* **TASK STATEMENT**
Write the records below out again exactly as given, with no images.

[Extracted data entries]
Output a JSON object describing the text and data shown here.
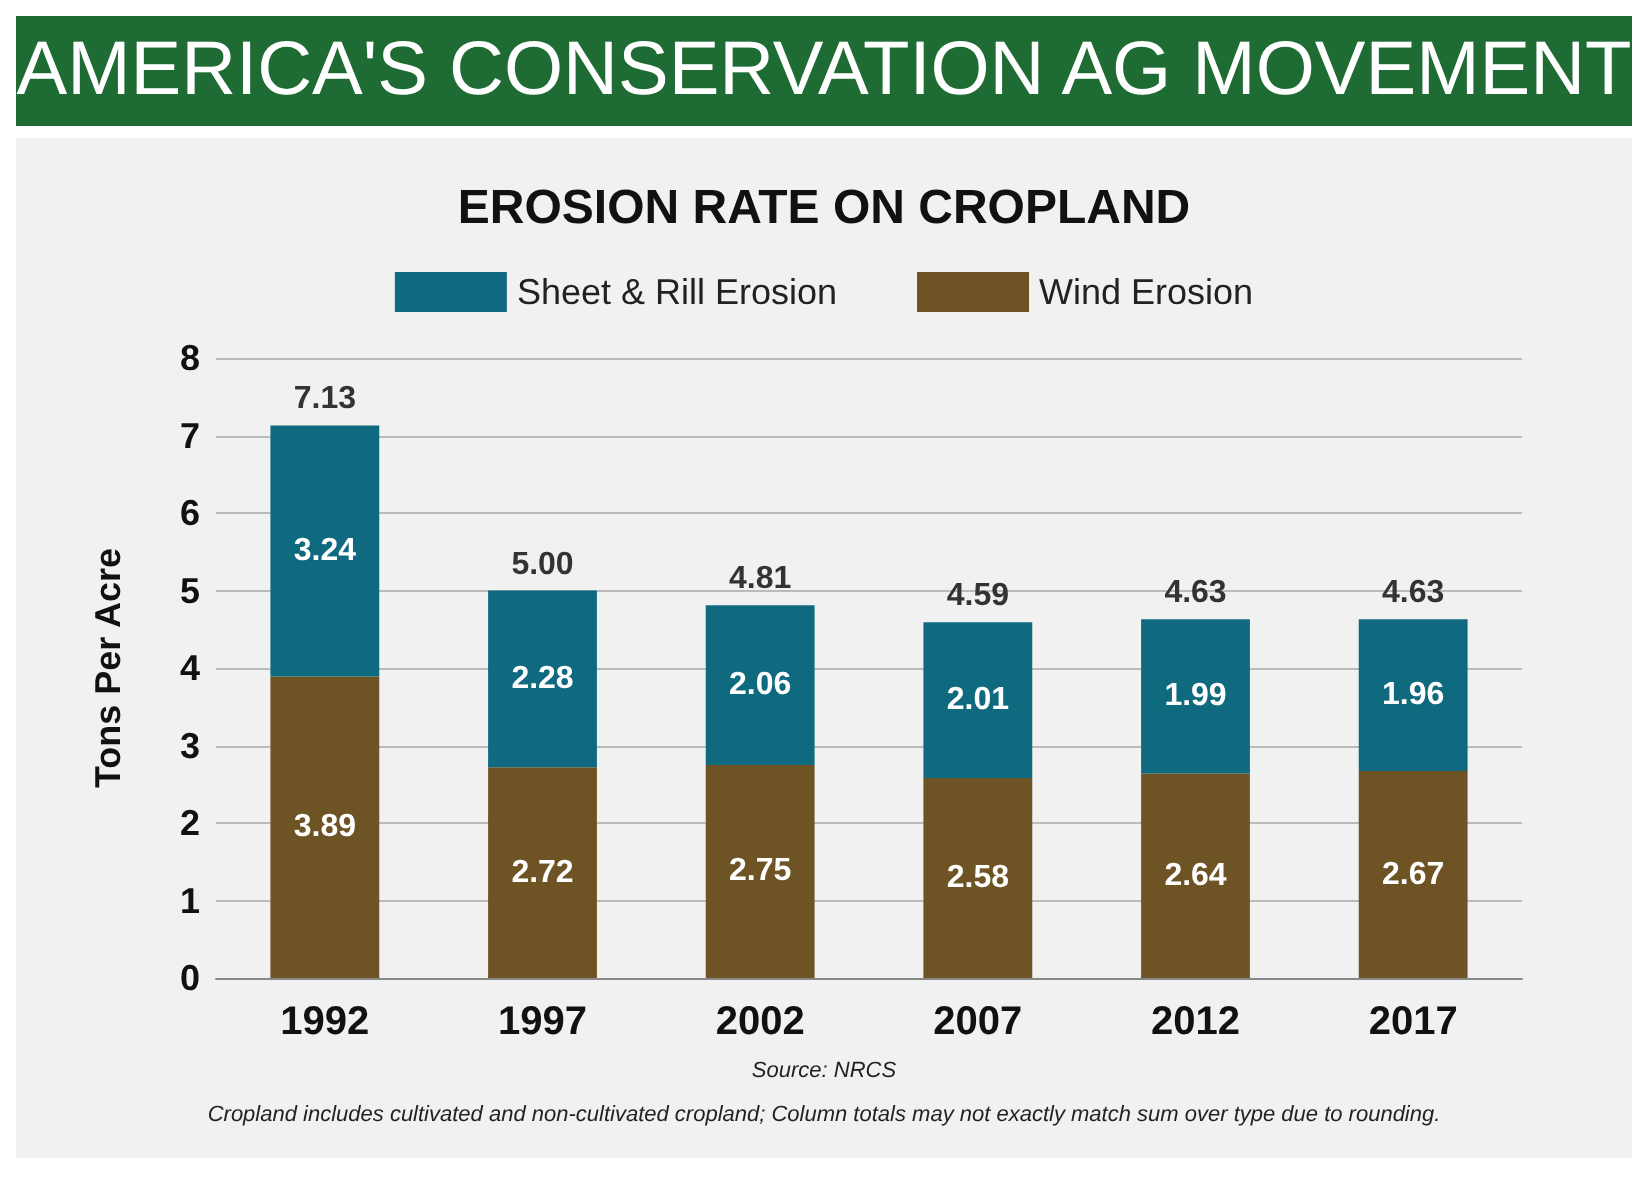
{
  "chart_data": {
    "type": "bar",
    "title": "AMERICA'S CONSERVATION AG MOVEMENT",
    "subtitle": "EROSION RATE ON CROPLAND",
    "ylabel": "Tons Per Acre",
    "categories": [
      "1992",
      "1997",
      "2002",
      "2007",
      "2012",
      "2017"
    ],
    "series": [
      {
        "name": "Wind Erosion",
        "color": "#6e5424",
        "values": [
          3.89,
          2.72,
          2.75,
          2.58,
          2.64,
          2.67
        ]
      },
      {
        "name": "Sheet & Rill Erosion",
        "color": "#0f6a80",
        "values": [
          3.24,
          2.28,
          2.06,
          2.01,
          1.99,
          1.96
        ]
      }
    ],
    "stacked": true,
    "data_labels": true,
    "totals": [
      "7.13",
      "5.00",
      "4.81",
      "4.59",
      "4.63",
      "4.63"
    ],
    "ylim": [
      0,
      8
    ],
    "yticks": [
      0,
      1,
      2,
      3,
      4,
      5,
      6,
      7,
      8
    ],
    "grid": "y",
    "legend": "top",
    "annotations": [
      "Source: NRCS",
      "Cropland includes cultivated and non-cultivated cropland; Column totals may not exactly match sum over type due to rounding."
    ]
  }
}
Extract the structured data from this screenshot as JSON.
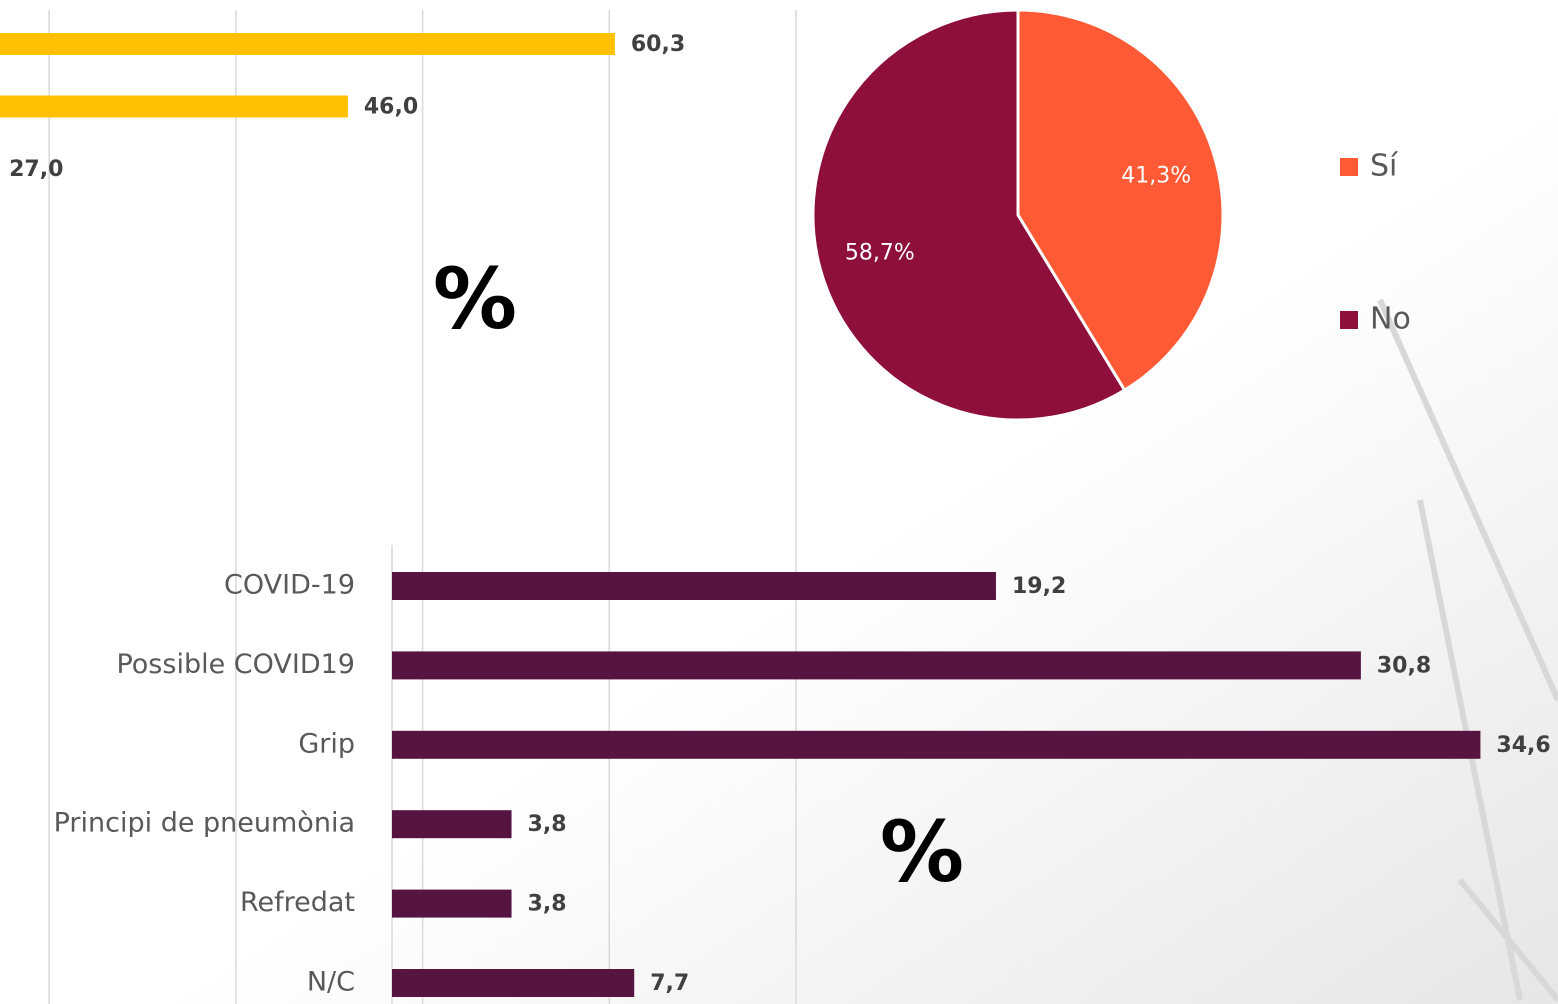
{
  "chart_data": [
    {
      "type": "bar",
      "title": "%",
      "categories": [
        null,
        null,
        null
      ],
      "values": [
        60.3,
        46.0,
        27.0
      ],
      "value_labels": [
        "60,3",
        "46,0",
        "27,0"
      ],
      "color": "#ffc000",
      "xlim": [
        0,
        70
      ],
      "xticks": [
        30,
        40,
        50,
        60,
        70
      ],
      "grid": true
    },
    {
      "type": "pie",
      "categories": [
        "Sí",
        "No"
      ],
      "values": [
        41.3,
        58.7
      ],
      "value_labels": [
        "41,3%",
        "58,7%"
      ],
      "colors": [
        "#ff5a36",
        "#8e0e3c"
      ],
      "legend": "right"
    },
    {
      "type": "bar",
      "title": "%",
      "categories": [
        "COVID-19",
        "Possible COVID19",
        "Grip",
        "Principi de pneumònia",
        "Refredat",
        "N/C"
      ],
      "values": [
        19.2,
        30.8,
        34.6,
        3.8,
        3.8,
        7.7
      ],
      "value_labels": [
        "19,2",
        "30,8",
        "34,6",
        "3,8",
        "3,8",
        "7,7"
      ],
      "color": "#561541",
      "xlim": [
        0,
        35
      ],
      "grid": false
    }
  ]
}
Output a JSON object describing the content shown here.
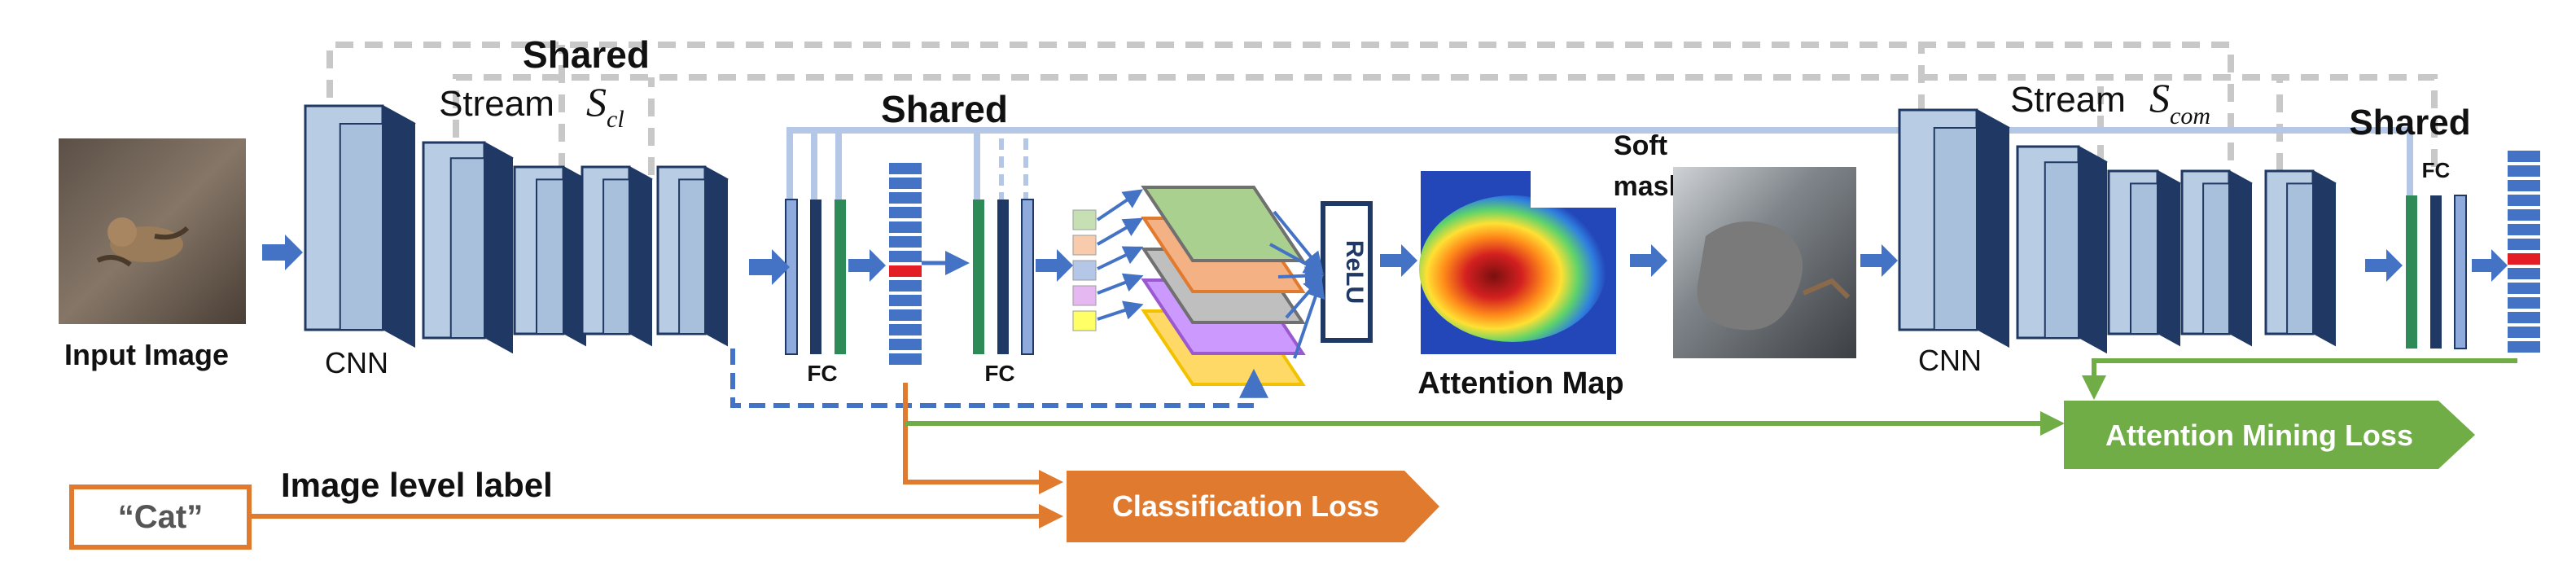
{
  "labels": {
    "input_image": "Input  Image",
    "cnn_left": "CNN",
    "cnn_right": "CNN",
    "shared_top_left": "Shared",
    "stream_left_word": "Stream",
    "stream_left_symbol": "S",
    "stream_left_sub": "cl",
    "shared_mid": "Shared",
    "fc_1": "FC",
    "fc_2": "FC",
    "fc_3": "FC",
    "relu": "ReLU",
    "soft_mask": [
      "Soft",
      "mask"
    ],
    "attention_map": "Attention Map",
    "stream_right_word": "Stream",
    "stream_right_symbol": "S",
    "stream_right_sub": "com",
    "shared_right": "Shared",
    "image_level_label": "Image level label",
    "cat_label": "“Cat”",
    "classification_loss": "Classification Loss",
    "attention_mining_loss": "Attention Mining Loss"
  },
  "colors": {
    "block_face": "#b8cce4",
    "block_side": "#1f3864",
    "block_edge": "#1f3864",
    "arrow_blue": "#4472c4",
    "dashed_gray": "#c8c8c8",
    "shared_line": "#b4c7e7",
    "orange": "#e07a2e",
    "green": "#70ad47",
    "highlight_red": "#e31e24",
    "fc_green": "#2e8b57",
    "fc_dark": "#1f3864",
    "fc_light": "#8faadc"
  },
  "feature_map_colors": [
    "#a9d08e",
    "#f4b183",
    "#bfbfbf",
    "#cc99ff",
    "#ffd966"
  ],
  "small_square_colors": [
    "#c6e0b4",
    "#f8cbad",
    "#b4c7e7",
    "#e6b8f2",
    "#ffff66"
  ]
}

* **THE ANSWER**
Output a JSON object describing the text and data shown here.
{
  "chart_data": {
    "type": "bar",
    "title": "AMERICA'S CONSERVATION AG MOVEMENT",
    "subtitle": "EROSION RATE ON CROPLAND",
    "ylabel": "Tons Per Acre",
    "categories": [
      "1992",
      "1997",
      "2002",
      "2007",
      "2012",
      "2017"
    ],
    "series": [
      {
        "name": "Wind Erosion",
        "color": "#6e5424",
        "values": [
          3.89,
          2.72,
          2.75,
          2.58,
          2.64,
          2.67
        ]
      },
      {
        "name": "Sheet & Rill Erosion",
        "color": "#0f6a80",
        "values": [
          3.24,
          2.28,
          2.06,
          2.01,
          1.99,
          1.96
        ]
      }
    ],
    "stacked": true,
    "data_labels": true,
    "totals": [
      "7.13",
      "5.00",
      "4.81",
      "4.59",
      "4.63",
      "4.63"
    ],
    "ylim": [
      0,
      8
    ],
    "yticks": [
      0,
      1,
      2,
      3,
      4,
      5,
      6,
      7,
      8
    ],
    "grid": "y",
    "legend": "top",
    "annotations": [
      "Source: NRCS",
      "Cropland includes cultivated and non-cultivated cropland; Column totals may not exactly match sum over type due to rounding."
    ]
  }
}
Extract the structured data from this screenshot as JSON.
{
  "chart_data": [
    {
      "type": "bar",
      "title": "%",
      "categories": [
        null,
        null,
        null
      ],
      "values": [
        60.3,
        46.0,
        27.0
      ],
      "value_labels": [
        "60,3",
        "46,0",
        "27,0"
      ],
      "color": "#ffc000",
      "xlim": [
        0,
        70
      ],
      "xticks": [
        30,
        40,
        50,
        60,
        70
      ],
      "grid": true
    },
    {
      "type": "pie",
      "categories": [
        "Sí",
        "No"
      ],
      "values": [
        41.3,
        58.7
      ],
      "value_labels": [
        "41,3%",
        "58,7%"
      ],
      "colors": [
        "#ff5a36",
        "#8e0e3c"
      ],
      "legend": "right"
    },
    {
      "type": "bar",
      "title": "%",
      "categories": [
        "COVID-19",
        "Possible COVID19",
        "Grip",
        "Principi de pneumònia",
        "Refredat",
        "N/C"
      ],
      "values": [
        19.2,
        30.8,
        34.6,
        3.8,
        3.8,
        7.7
      ],
      "value_labels": [
        "19,2",
        "30,8",
        "34,6",
        "3,8",
        "3,8",
        "7,7"
      ],
      "color": "#561541",
      "xlim": [
        0,
        35
      ],
      "grid": false
    }
  ]
}
Output a JSON object describing the content shown here.
{
  "labels": {
    "input_image": "Input  Image",
    "cnn_left": "CNN",
    "cnn_right": "CNN",
    "shared_top_left": "Shared",
    "stream_left_word": "Stream",
    "stream_left_symbol": "S",
    "stream_left_sub": "cl",
    "shared_mid": "Shared",
    "fc_1": "FC",
    "fc_2": "FC",
    "fc_3": "FC",
    "relu": "ReLU",
    "soft_mask": [
      "Soft",
      "mask"
    ],
    "attention_map": "Attention Map",
    "stream_right_word": "Stream",
    "stream_right_symbol": "S",
    "stream_right_sub": "com",
    "shared_right": "Shared",
    "image_level_label": "Image level label",
    "cat_label": "“Cat”",
    "classification_loss": "Classification Loss",
    "attention_mining_loss": "Attention Mining Loss"
  },
  "colors": {
    "block_face": "#b8cce4",
    "block_side": "#1f3864",
    "block_edge": "#1f3864",
    "arrow_blue": "#4472c4",
    "dashed_gray": "#c8c8c8",
    "shared_line": "#b4c7e7",
    "orange": "#e07a2e",
    "green": "#70ad47",
    "highlight_red": "#e31e24",
    "fc_green": "#2e8b57",
    "fc_dark": "#1f3864",
    "fc_light": "#8faadc"
  },
  "feature_map_colors": [
    "#a9d08e",
    "#f4b183",
    "#bfbfbf",
    "#cc99ff",
    "#ffd966"
  ],
  "small_square_colors": [
    "#c6e0b4",
    "#f8cbad",
    "#b4c7e7",
    "#e6b8f2",
    "#ffff66"
  ]
}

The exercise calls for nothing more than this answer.